■ Task goal
Can you restate the records below word for word?

* start Extracted records *

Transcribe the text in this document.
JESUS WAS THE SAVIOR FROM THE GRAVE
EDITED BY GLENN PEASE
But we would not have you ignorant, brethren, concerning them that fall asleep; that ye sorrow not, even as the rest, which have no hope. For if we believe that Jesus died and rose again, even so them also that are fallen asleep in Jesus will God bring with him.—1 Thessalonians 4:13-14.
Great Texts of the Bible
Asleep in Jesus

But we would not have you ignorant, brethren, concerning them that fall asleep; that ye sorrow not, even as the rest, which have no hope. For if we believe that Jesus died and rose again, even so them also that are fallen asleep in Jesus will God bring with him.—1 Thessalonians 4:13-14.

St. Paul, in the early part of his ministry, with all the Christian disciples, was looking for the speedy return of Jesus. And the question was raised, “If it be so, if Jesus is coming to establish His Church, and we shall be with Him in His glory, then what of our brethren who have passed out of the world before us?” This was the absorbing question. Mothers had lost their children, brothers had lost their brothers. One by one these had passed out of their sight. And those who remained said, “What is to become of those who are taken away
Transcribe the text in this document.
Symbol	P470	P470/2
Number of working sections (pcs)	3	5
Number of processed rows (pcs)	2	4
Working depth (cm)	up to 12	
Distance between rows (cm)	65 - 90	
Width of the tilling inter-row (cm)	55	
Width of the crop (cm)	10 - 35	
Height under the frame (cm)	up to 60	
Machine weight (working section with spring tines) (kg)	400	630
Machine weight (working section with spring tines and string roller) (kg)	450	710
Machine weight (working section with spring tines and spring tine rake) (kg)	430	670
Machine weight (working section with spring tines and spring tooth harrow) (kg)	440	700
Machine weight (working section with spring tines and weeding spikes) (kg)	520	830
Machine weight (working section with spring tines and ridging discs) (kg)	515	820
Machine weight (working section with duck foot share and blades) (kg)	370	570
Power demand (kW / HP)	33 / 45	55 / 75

* end Extracted records *

■ Finished exercise
Transcribe the text in this document.
JESUS WAS THE SAVIOR FROM THE GRAVE
EDITED BY GLENN PEASE
But we would not have you ignorant, brethren, concerning them that fall asleep; that ye sorrow not, even as the rest, which have no hope. For if we believe that Jesus died and rose again, even so them also that are fallen asleep in Jesus will God bring with him.—1 Thessalonians 4:13-14.
Great Texts of the Bible
Asleep in Jesus

But we would not have you ignorant, brethren, concerning them that fall asleep; that ye sorrow not, even as the rest, which have no hope. For if we believe that Jesus died and rose again, even so them also that are fallen asleep in Jesus will God bring with him.—1 Thessalonians 4:13-14.

St. Paul, in the early part of his ministry, with all the Christian disciples, was looking for the speedy return of Jesus. And the question was raised, “If it be so, if Jesus is coming to establish His Church, and we shall be with Him in His glory, then what of our brethren who have passed out of the world before us?” This was the absorbing question. Mothers had lost their children, brothers had lost their brothers. One by one these had passed out of their sight. And those who remained said, “What is to become of those who are taken away
Transcribe the text in this document.
Symbol	P470	P470/2
Number of working sections (pcs)	3	5
Number of processed rows (pcs)	2	4
Working depth (cm)	up to 12	
Distance between rows (cm)	65 - 90	
Width of the tilling inter-row (cm)	55	
Width of the crop (cm)	10 - 35	
Height under the frame (cm)	up to 60	
Machine weight (working section with spring tines) (kg)	400	630
Machine weight (working section with spring tines and string roller) (kg)	450	710
Machine weight (working section with spring tines and spring tine rake) (kg)	430	670
Machine weight (working section with spring tines and spring tooth harrow) (kg)	440	700
Machine weight (working section with spring tines and weeding spikes) (kg)	520	830
Machine weight (working section with spring tines and ridging discs) (kg)	515	820
Machine weight (working section with duck foot share and blades) (kg)	370	570
Power demand (kW / HP)	33 / 45	55 / 75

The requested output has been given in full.